___ Material supplied ___

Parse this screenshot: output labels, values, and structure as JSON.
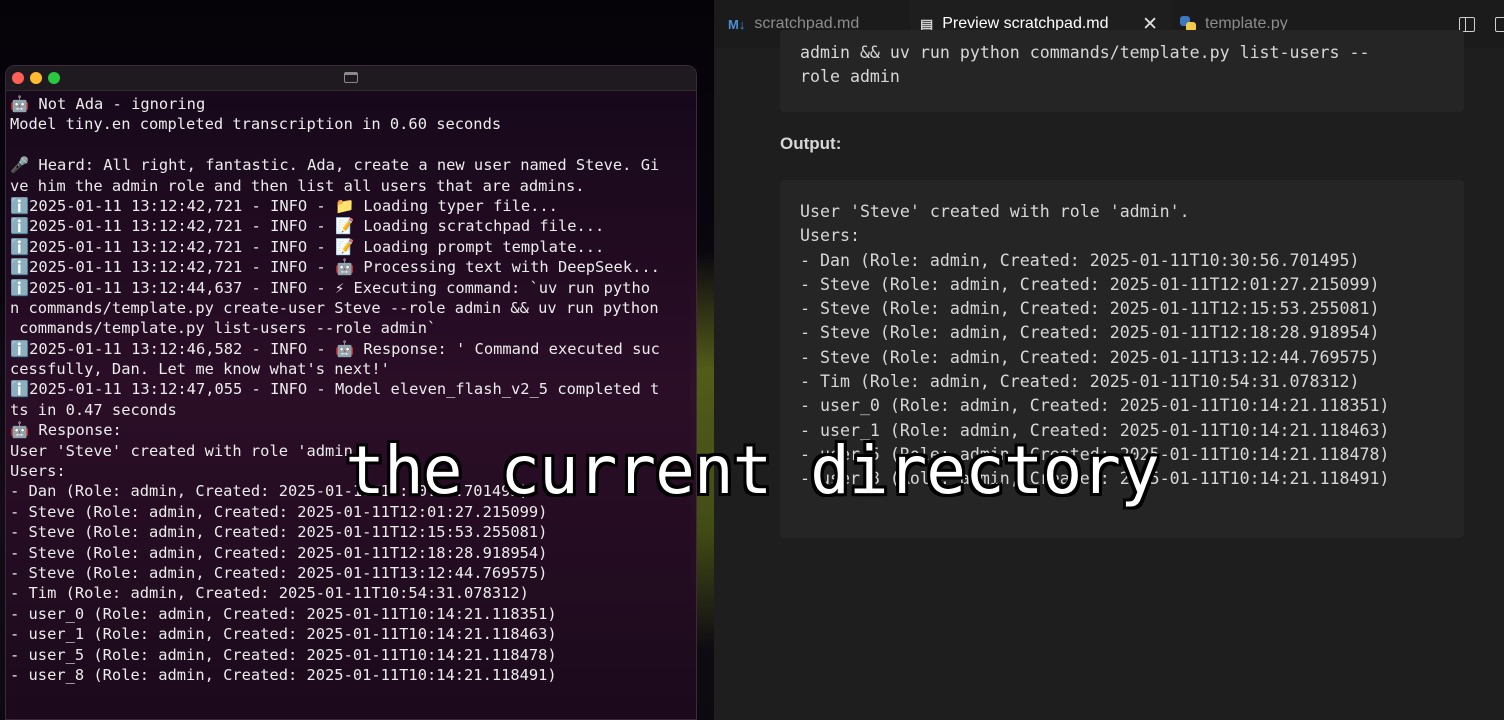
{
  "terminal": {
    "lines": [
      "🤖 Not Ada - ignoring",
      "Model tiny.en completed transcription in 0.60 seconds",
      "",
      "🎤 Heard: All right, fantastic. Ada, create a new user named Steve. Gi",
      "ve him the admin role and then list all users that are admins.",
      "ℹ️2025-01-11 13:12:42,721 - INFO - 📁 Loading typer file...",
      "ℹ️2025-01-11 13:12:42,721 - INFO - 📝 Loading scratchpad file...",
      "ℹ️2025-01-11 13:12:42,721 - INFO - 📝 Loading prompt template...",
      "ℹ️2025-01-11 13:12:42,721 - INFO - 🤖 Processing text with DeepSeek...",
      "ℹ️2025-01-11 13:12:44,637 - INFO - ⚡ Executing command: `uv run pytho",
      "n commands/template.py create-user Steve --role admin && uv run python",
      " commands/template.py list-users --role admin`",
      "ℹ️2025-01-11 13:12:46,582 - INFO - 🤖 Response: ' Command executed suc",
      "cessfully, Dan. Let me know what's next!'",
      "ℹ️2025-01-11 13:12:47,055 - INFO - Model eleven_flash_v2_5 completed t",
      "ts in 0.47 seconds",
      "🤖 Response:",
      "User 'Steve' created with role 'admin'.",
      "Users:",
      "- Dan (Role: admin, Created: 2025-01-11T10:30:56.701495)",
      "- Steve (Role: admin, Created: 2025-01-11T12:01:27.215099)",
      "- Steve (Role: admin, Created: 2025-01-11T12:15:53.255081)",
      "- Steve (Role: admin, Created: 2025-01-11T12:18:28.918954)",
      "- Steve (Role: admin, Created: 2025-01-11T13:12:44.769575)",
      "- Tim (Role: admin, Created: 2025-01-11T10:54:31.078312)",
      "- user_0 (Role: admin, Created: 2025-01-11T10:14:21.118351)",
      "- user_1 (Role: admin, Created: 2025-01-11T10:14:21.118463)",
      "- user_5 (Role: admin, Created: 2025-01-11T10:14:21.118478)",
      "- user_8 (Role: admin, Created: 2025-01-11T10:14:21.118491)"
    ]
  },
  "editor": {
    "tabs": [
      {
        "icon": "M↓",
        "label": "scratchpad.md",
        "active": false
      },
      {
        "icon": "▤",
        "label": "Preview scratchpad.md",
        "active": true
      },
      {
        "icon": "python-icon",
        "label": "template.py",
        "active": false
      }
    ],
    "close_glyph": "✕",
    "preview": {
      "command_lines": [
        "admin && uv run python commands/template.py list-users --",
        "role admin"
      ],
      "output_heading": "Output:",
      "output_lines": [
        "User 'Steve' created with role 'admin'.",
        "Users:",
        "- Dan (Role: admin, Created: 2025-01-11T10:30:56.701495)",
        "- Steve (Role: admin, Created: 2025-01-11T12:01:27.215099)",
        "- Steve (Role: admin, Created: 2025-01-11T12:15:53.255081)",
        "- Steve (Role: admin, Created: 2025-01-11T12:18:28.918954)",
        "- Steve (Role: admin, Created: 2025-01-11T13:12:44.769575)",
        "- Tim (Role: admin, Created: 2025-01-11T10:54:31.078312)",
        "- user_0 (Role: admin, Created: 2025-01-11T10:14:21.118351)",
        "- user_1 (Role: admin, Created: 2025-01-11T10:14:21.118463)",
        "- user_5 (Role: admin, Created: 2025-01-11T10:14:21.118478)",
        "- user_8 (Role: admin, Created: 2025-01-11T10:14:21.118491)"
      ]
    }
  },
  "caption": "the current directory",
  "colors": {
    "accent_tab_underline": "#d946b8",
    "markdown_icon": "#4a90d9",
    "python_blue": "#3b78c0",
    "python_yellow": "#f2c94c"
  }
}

___

Instructions to follow: Return each line from the material above exactly, but not the pictures.

Written response:
Parse this screenshot: output labels, values, and structure as JSON.
{
  "terminal": {
    "lines": [
      "🤖 Not Ada - ignoring",
      "Model tiny.en completed transcription in 0.60 seconds",
      "",
      "🎤 Heard: All right, fantastic. Ada, create a new user named Steve. Gi",
      "ve him the admin role and then list all users that are admins.",
      "ℹ️2025-01-11 13:12:42,721 - INFO - 📁 Loading typer file...",
      "ℹ️2025-01-11 13:12:42,721 - INFO - 📝 Loading scratchpad file...",
      "ℹ️2025-01-11 13:12:42,721 - INFO - 📝 Loading prompt template...",
      "ℹ️2025-01-11 13:12:42,721 - INFO - 🤖 Processing text with DeepSeek...",
      "ℹ️2025-01-11 13:12:44,637 - INFO - ⚡ Executing command: `uv run pytho",
      "n commands/template.py create-user Steve --role admin && uv run python",
      " commands/template.py list-users --role admin`",
      "ℹ️2025-01-11 13:12:46,582 - INFO - 🤖 Response: ' Command executed suc",
      "cessfully, Dan. Let me know what's next!'",
      "ℹ️2025-01-11 13:12:47,055 - INFO - Model eleven_flash_v2_5 completed t",
      "ts in 0.47 seconds",
      "🤖 Response:",
      "User 'Steve' created with role 'admin'.",
      "Users:",
      "- Dan (Role: admin, Created: 2025-01-11T10:30:56.701495)",
      "- Steve (Role: admin, Created: 2025-01-11T12:01:27.215099)",
      "- Steve (Role: admin, Created: 2025-01-11T12:15:53.255081)",
      "- Steve (Role: admin, Created: 2025-01-11T12:18:28.918954)",
      "- Steve (Role: admin, Created: 2025-01-11T13:12:44.769575)",
      "- Tim (Role: admin, Created: 2025-01-11T10:54:31.078312)",
      "- user_0 (Role: admin, Created: 2025-01-11T10:14:21.118351)",
      "- user_1 (Role: admin, Created: 2025-01-11T10:14:21.118463)",
      "- user_5 (Role: admin, Created: 2025-01-11T10:14:21.118478)",
      "- user_8 (Role: admin, Created: 2025-01-11T10:14:21.118491)"
    ]
  },
  "editor": {
    "tabs": [
      {
        "icon": "M↓",
        "label": "scratchpad.md",
        "active": false
      },
      {
        "icon": "▤",
        "label": "Preview scratchpad.md",
        "active": true
      },
      {
        "icon": "python-icon",
        "label": "template.py",
        "active": false
      }
    ],
    "close_glyph": "✕",
    "preview": {
      "command_lines": [
        "admin && uv run python commands/template.py list-users --",
        "role admin"
      ],
      "output_heading": "Output:",
      "output_lines": [
        "User 'Steve' created with role 'admin'.",
        "Users:",
        "- Dan (Role: admin, Created: 2025-01-11T10:30:56.701495)",
        "- Steve (Role: admin, Created: 2025-01-11T12:01:27.215099)",
        "- Steve (Role: admin, Created: 2025-01-11T12:15:53.255081)",
        "- Steve (Role: admin, Created: 2025-01-11T12:18:28.918954)",
        "- Steve (Role: admin, Created: 2025-01-11T13:12:44.769575)",
        "- Tim (Role: admin, Created: 2025-01-11T10:54:31.078312)",
        "- user_0 (Role: admin, Created: 2025-01-11T10:14:21.118351)",
        "- user_1 (Role: admin, Created: 2025-01-11T10:14:21.118463)",
        "- user_5 (Role: admin, Created: 2025-01-11T10:14:21.118478)",
        "- user_8 (Role: admin, Created: 2025-01-11T10:14:21.118491)"
      ]
    }
  },
  "caption": "the current directory",
  "colors": {
    "accent_tab_underline": "#d946b8",
    "markdown_icon": "#4a90d9",
    "python_blue": "#3b78c0",
    "python_yellow": "#f2c94c"
  }
}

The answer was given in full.